__EXERCISE BRIEF__: Present all of the material below as a Markdown table with the columns Row and Line, one numbered row per line. Skip blank lines and leave the pictures out.

__THE INPUT__:
※ ※ ※

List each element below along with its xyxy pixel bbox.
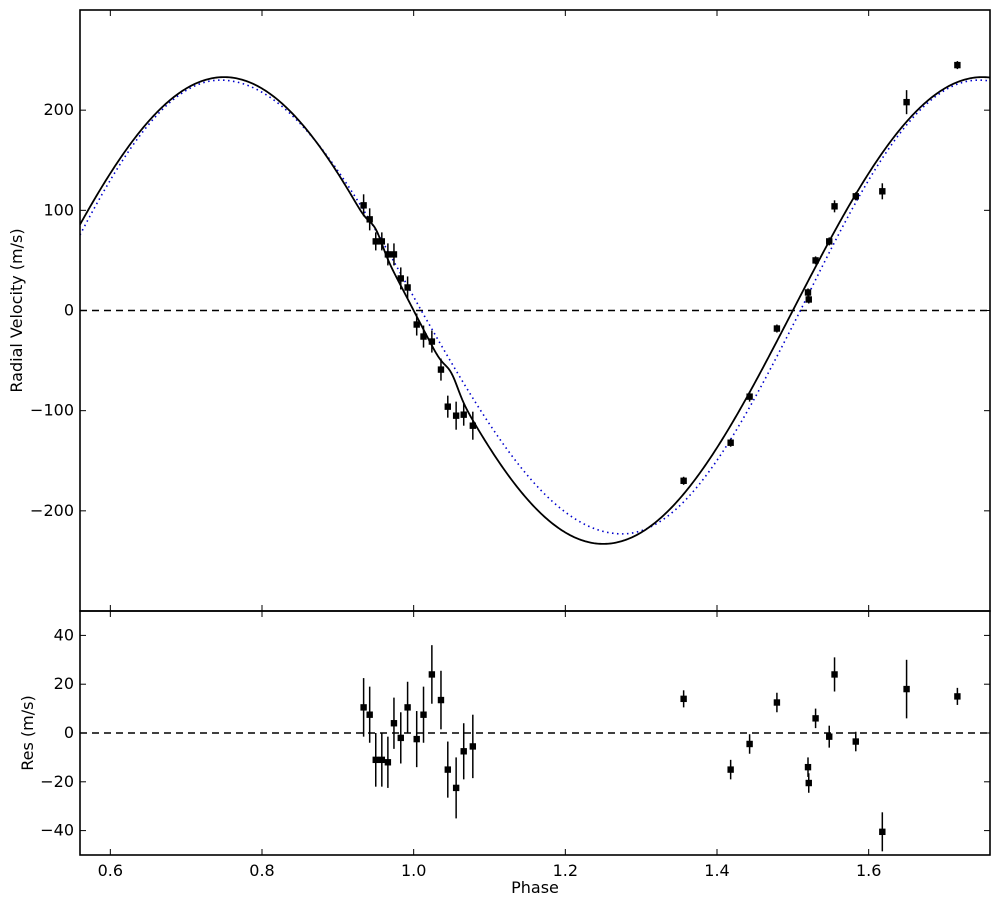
rv-axis-ticks: −200 −100 0 100 200: [30, 10, 990, 611]
data-point: [903, 98, 910, 106]
data-point: [826, 238, 833, 245]
data-point: [680, 477, 687, 484]
data-point: [390, 720, 398, 727]
data-point: [444, 403, 451, 410]
data-point: [390, 251, 398, 258]
data-point: [746, 740, 753, 748]
data-point: [384, 759, 392, 766]
x-tick-label: 0.8: [249, 861, 274, 880]
residual-axes-frame: [79, 610, 991, 856]
y-tick-label: 0: [64, 723, 74, 742]
x-tick-label: 1.0: [401, 861, 426, 880]
data-point: [773, 699, 781, 706]
data-point: [903, 685, 910, 693]
residual-y-axis-label: Res (m/s): [18, 695, 37, 770]
data-point: [954, 693, 961, 700]
data-point: [804, 289, 812, 296]
data-point: [420, 333, 427, 340]
data-point: [437, 696, 445, 704]
y-tick-label: 200: [43, 100, 74, 119]
data-point: [954, 61, 961, 69]
solid-model-curve: [80, 76, 990, 545]
y-tick-label: −100: [30, 401, 74, 420]
phase-x-axis-label: Phase: [511, 878, 559, 897]
data-point: [437, 366, 445, 373]
data-point: [397, 734, 404, 742]
data-point: [378, 238, 386, 245]
data-point: [360, 704, 367, 711]
data-point: [773, 325, 781, 332]
data-point: [452, 784, 460, 792]
data-point: [372, 238, 379, 245]
data-point: [360, 202, 367, 209]
data-point: [420, 711, 427, 718]
y-tick-label: −200: [30, 501, 74, 520]
data-point: [727, 766, 734, 773]
y-tick-label: 40: [54, 625, 74, 644]
data-point: [372, 756, 379, 764]
y-tick-label: −40: [40, 821, 74, 840]
data-point: [879, 828, 886, 836]
data-point: [428, 338, 436, 345]
data-point: [852, 738, 859, 745]
y-tick-label: 0: [64, 301, 74, 320]
y-tick-label: −20: [40, 772, 74, 791]
data-point: [805, 296, 812, 303]
data-point: [831, 203, 838, 210]
data-point: [404, 284, 411, 291]
data-point: [444, 766, 451, 773]
data-point: [384, 251, 392, 258]
x-tick-label: 1.4: [704, 861, 729, 880]
rv-y-axis-label: Radial Velocity (m/s): [7, 228, 26, 392]
x-tick-label: 1.2: [553, 861, 578, 880]
data-point: [469, 422, 477, 429]
radial-velocity-panel: −200 −100 0 100 200 Radial Velocity (m/s): [7, 9, 991, 612]
data-point: [812, 257, 819, 264]
data-point: [428, 671, 436, 678]
data-point: [469, 743, 477, 750]
data-point: [404, 704, 411, 711]
data-point: [452, 412, 460, 419]
data-point: [727, 439, 734, 446]
data-point: [460, 411, 467, 418]
residual-data-points: [360, 645, 961, 852]
residual-axis-ticks: −40 −20 0 20 40 0.6 0.8 1.0 1.2 1.4 1.6: [40, 611, 990, 880]
data-point: [366, 216, 373, 223]
rv-data-points: [360, 61, 961, 485]
data-point: [805, 779, 812, 787]
data-point: [826, 733, 833, 740]
data-point: [879, 188, 886, 195]
data-point: [413, 321, 420, 328]
data-point: [413, 735, 420, 743]
data-point: [804, 763, 812, 771]
data-point: [746, 393, 753, 400]
dotted-model-curve: [80, 79, 990, 535]
data-point: [812, 715, 819, 722]
x-tick-label: 1.6: [856, 861, 881, 880]
x-tick-label: 0.6: [98, 861, 123, 880]
data-point: [680, 695, 687, 703]
data-point: [460, 748, 467, 755]
y-tick-label: 100: [43, 200, 74, 219]
data-point: [831, 671, 838, 678]
data-point: [378, 756, 386, 764]
data-point: [397, 275, 404, 282]
y-tick-label: 20: [54, 674, 74, 693]
data-point: [852, 193, 859, 200]
data-point: [366, 711, 373, 718]
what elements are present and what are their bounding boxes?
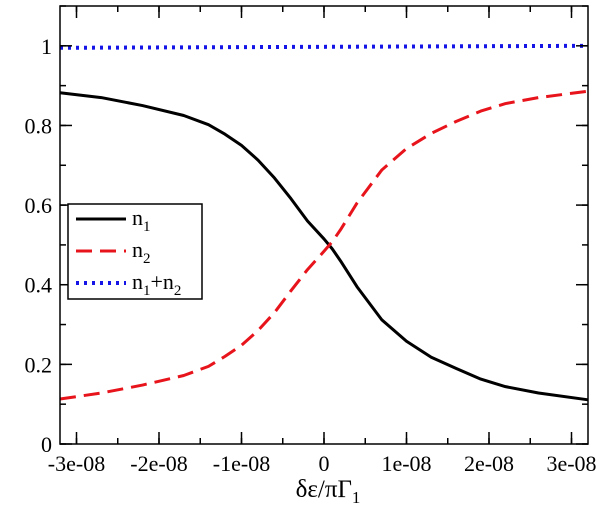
legend-label-n2: n2 [132,237,151,267]
series-line-n2 [59,89,589,401]
legend-label-subscript: 2 [174,283,182,299]
x-tick-label: 3e-08 [546,451,596,476]
y-tick-label: 0.4 [25,273,53,298]
legend-label-base: +n [151,269,174,294]
x-tick-label: 2e-08 [464,451,514,476]
x-axis-label-subscript: 1 [352,488,361,507]
legend-label-base: n [132,269,143,294]
x-tick-label: -1e-08 [213,451,270,476]
x-tick-label: -3e-08 [48,451,105,476]
y-tick-label: 1 [41,34,52,59]
legend-label-subscript: 1 [143,283,151,299]
x-tick-label: 0 [319,451,330,476]
series-line-n1+n2 [59,43,589,50]
legend-label-subscript: 2 [143,251,151,267]
series-line-n1 [59,91,589,402]
legend-label-n1: n1 [132,205,151,235]
x-tick-label: -2e-08 [130,451,187,476]
x-tick-label: 1e-08 [381,451,431,476]
x-axis-label: δε/πΓ1 [296,476,361,507]
plot-series-group [59,43,589,402]
y-tick-label: 0 [41,432,52,457]
legend-label-base: n [132,237,143,262]
axis-ticks-group: -3e-08 -2e-08 -1e-08 0 1e-08 2e-08 3e-08 0 0.2 0.… [25,5,597,476]
legend-label-subscript: 1 [143,219,151,235]
y-tick-label: 0.2 [25,352,53,377]
y-tick-label: 0.6 [25,193,53,218]
legend-label-n1+n2: n1+n2 [132,269,181,299]
y-tick-label: 0.8 [25,113,53,138]
legend-label-base: n [132,205,143,230]
x-axis-label-base: δε/πΓ [296,476,352,503]
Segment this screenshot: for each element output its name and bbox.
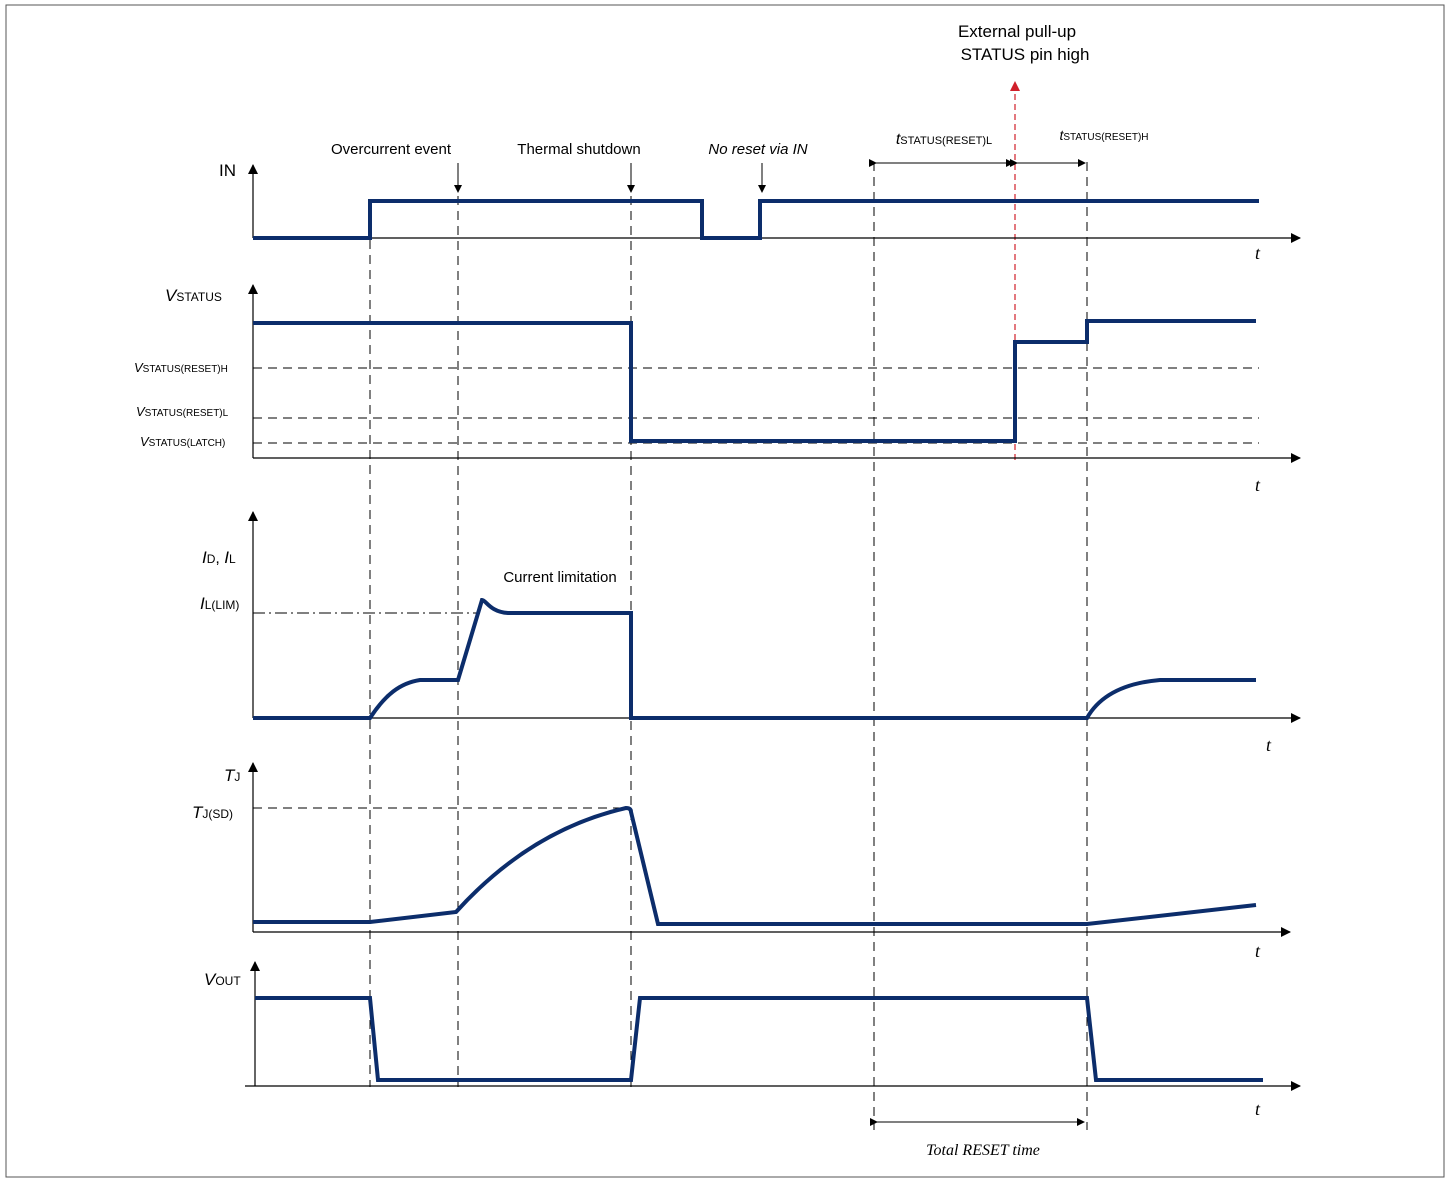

※ ※ ※

__WRITTEN SOLUTION__:
| Row | Line |
|---|---|
| 1 | List each element below along with its xyxy pixel bbox. |
| 2 | rv-axis-ticks: −200 −100 0 100 200: [30, 10, 990, 611] |
| 3 | data-point: [903, 98, 910, 106] |
| 4 | data-point: [826, 238, 833, 245] |
| 5 | data-point: [680, 477, 687, 484] |
| 6 | data-point: [390, 720, 398, 727] |
| 7 | data-point: [444, 403, 451, 410] |
| 8 | data-point: [390, 251, 398, 258] |
| 9 | data-point: [746, 740, 753, 748] |
| 10 | data-point: [384, 759, 392, 766] |
| 11 | x-tick-label: 0.8: [249, 861, 274, 880] |
| 12 | residual-axes-frame: [79, 610, 991, 856] |
| 13 | y-tick-label: 0: [64, 723, 74, 742] |
| 14 | x-tick-label: 1.0: [401, 861, 426, 880] |
| 15 | data-point: [773, 699, 781, 706] |
| 16 | data-point: [903, 685, 910, 693] |
| 17 | residual-y-axis-label: Res (m/s): [18, 695, 37, 770] |
| 18 | data-point: [954, 693, 961, 700] |
| 19 | data-point: [804, 289, 812, 296] |
| 20 | data-point: [420, 333, 427, 340] |
| 21 | data-point: [437, 696, 445, 704] |
| 22 | y-tick-label: 200: [43, 100, 74, 119] |
| 23 | data-point: [954, 61, 961, 69] |
| 24 | solid-model-curve: [80, 76, 990, 545] |
| 25 | y-tick-label: −100: [30, 401, 74, 420] |
| 26 | phase-x-axis-label: Phase: [511, 878, 559, 897] |
| 27 | data-point: [437, 366, 445, 373] |
| 28 | data-point: [397, 734, 404, 742] |
| 29 | data-point: [378, 238, 386, 245] |
| 30 | data-point: [360, 704, 367, 711] |
| 31 | data-point: [773, 325, 781, 332] |
| 32 | data-point: [452, 784, 460, 792] |
| 33 | data-point: [372, 238, 379, 245] |
| 34 | data-point: [360, 202, 367, 209] |
| 35 | data-point: [420, 711, 427, 718] |
| 36 | y-tick-label: −200: [30, 501, 74, 520] |
| 37 | data-point: [727, 766, 734, 773] |
| 38 | y-tick-label: 40: [54, 625, 74, 644] |
| 39 | data-point: [372, 756, 379, 764] |
| 40 | y-tick-label: −40: [40, 821, 74, 840] |
| 41 | data-point: [879, 828, 886, 836] |
| 42 | data-point: [428, 338, 436, 345] |
| 43 | data-point: [852, 738, 859, 745] |
| 44 | y-tick-label: 0: [64, 301, 74, 320] |
| 45 | y-tick-label: −20: [40, 772, 74, 791] |
| 46 | data-point: [805, 296, 812, 303] |
| 47 | data-point: [831, 203, 838, 210] |
| 48 | data-point: [404, 284, 411, 291] |
| 49 | data-point: [444, 766, 451, 773] |
| 50 | data-point: [384, 251, 392, 258] |
| 51 | x-tick-label: 1.4: [704, 861, 729, 880] |
| 52 | rv-y-axis-label: Radial Velocity (m/s): [7, 228, 26, 392] |
| 53 | x-tick-label: 1.2: [553, 861, 578, 880] |
| 54 | data-point: [469, 422, 477, 429] |
| 55 | radial-velocity-panel: −200 −100 0 100 200 Radial Velocity (m/s): [7, 9, 991, 612] |
| 56 | data-point: [812, 257, 819, 264] |
| 57 | data-point: [428, 671, 436, 678] |
| 58 | data-point: [469, 743, 477, 750] |
| 59 | data-point: [404, 704, 411, 711] |
| 60 | data-point: [452, 412, 460, 419] |
| 61 | data-point: [727, 439, 734, 446] |
| 62 | data-point: [460, 411, 467, 418] |
| 63 | residual-data-points: [360, 645, 961, 852] |
| 64 | residual-axis-ticks: −40 −20 0 20 40 0.6 0.8 1.0 1.2 1.4 1.6: [40, 611, 990, 880] |
| 65 | data-point: [366, 216, 373, 223] |
| 66 | rv-data-points: [360, 61, 961, 485] |
| 67 | data-point: [805, 779, 812, 787] |
| 68 | data-point: [826, 733, 833, 740] |
| 69 | data-point: [879, 188, 886, 195] |
| 70 | data-point: [413, 321, 420, 328] |
| 71 | data-point: [413, 735, 420, 743] |
| 72 | data-point: [804, 763, 812, 771] |
| 73 | data-point: [746, 393, 753, 400] |
| 74 | dotted-model-curve: [80, 79, 990, 535] |
| 75 | data-point: [812, 715, 819, 722] |
| 76 | x-tick-label: 1.6: [856, 861, 881, 880] |
| 77 | x-tick-label: 0.6: [98, 861, 123, 880] |
| 78 | data-point: [680, 695, 687, 703] |
| 79 | data-point: [460, 748, 467, 755] |
| 80 | y-tick-label: 100: [43, 200, 74, 219] |
| 81 | data-point: [831, 671, 838, 678] |
| 82 | data-point: [378, 756, 386, 764] |
| 83 | data-point: [397, 275, 404, 282] |
| 84 | y-tick-label: 20: [54, 674, 74, 693] |
| 85 | data-point: [852, 193, 859, 200] |
| 86 | data-point: [366, 711, 373, 718] |
| 87 | what elements are present and what are their bounding boxes? |
| 88 | legend-label-n2: n2 [132,237,151,267] |
| 89 | series-line-n2 [59,89,589,401] |
| 90 | legend-label-subscript: 2 [174,283,182,299] |
| 91 | x-tick-label: 3e-08 [546,451,596,476] |
| 92 | y-tick-label: 0.4 [25,273,53,298] |
| 93 | legend-label-base: +n [151,269,174,294] |
| 94 | x-tick-label: 2e-08 [464,451,514,476] |
| 95 | x-axis-label-subscript: 1 [352,488,361,507] |
| 96 | legend-label-base: n [132,269,143,294] |
| 97 | x-tick-label: -1e-08 [213,451,270,476] |
| 98 | x-tick-label: -3e-08 [48,451,105,476] |
| 99 | y-tick-label: 1 [41,34,52,59] |
| 100 | legend-label-subscript: 1 [143,283,151,299] |
| 101 | x-tick-label: 0 [319,451,330,476] |
| 102 | series-line-n1+n2 [59,43,589,50] |
| 103 | legend-label-subscript: 2 [143,251,151,267] |
| 104 | series-line-n1 [59,91,589,402] |
| 105 | legend-label-n1: n1 [132,205,151,235] |
| 106 | x-tick-label: -2e-08 [130,451,187,476] |
| 107 | x-tick-label: 1e-08 [381,451,431,476] |
| 108 | x-axis-label: δε/πΓ1 [296,476,361,507] |
| 109 | plot-series-group [59,43,589,402] |
| 110 | y-tick-label: 0 [41,432,52,457] |
| 111 | legend-label-base: n [132,237,143,262] |
| 112 | axis-ticks-group: -3e-08 -2e-08 -1e-08 0 1e-08 2e-08 3e-08 0 0.2 0.… [25,5,597,476] |
| 113 | legend-label-subscript: 1 [143,219,151,235] |
| 114 | y-tick-label: 0.2 [25,352,53,377] |
| 115 | y-tick-label: 0.6 [25,193,53,218] |
| 116 | legend-label-n1+n2: n1+n2 [132,269,181,299] |
| 117 | y-tick-label: 0.8 [25,113,53,138] |
| 118 | legend-label-base: n [132,205,143,230] |
| 119 | x-axis-label-base: δε/πΓ [296,476,352,503] |
| 120 | Segment this screenshot: for each element output its name and bbox. |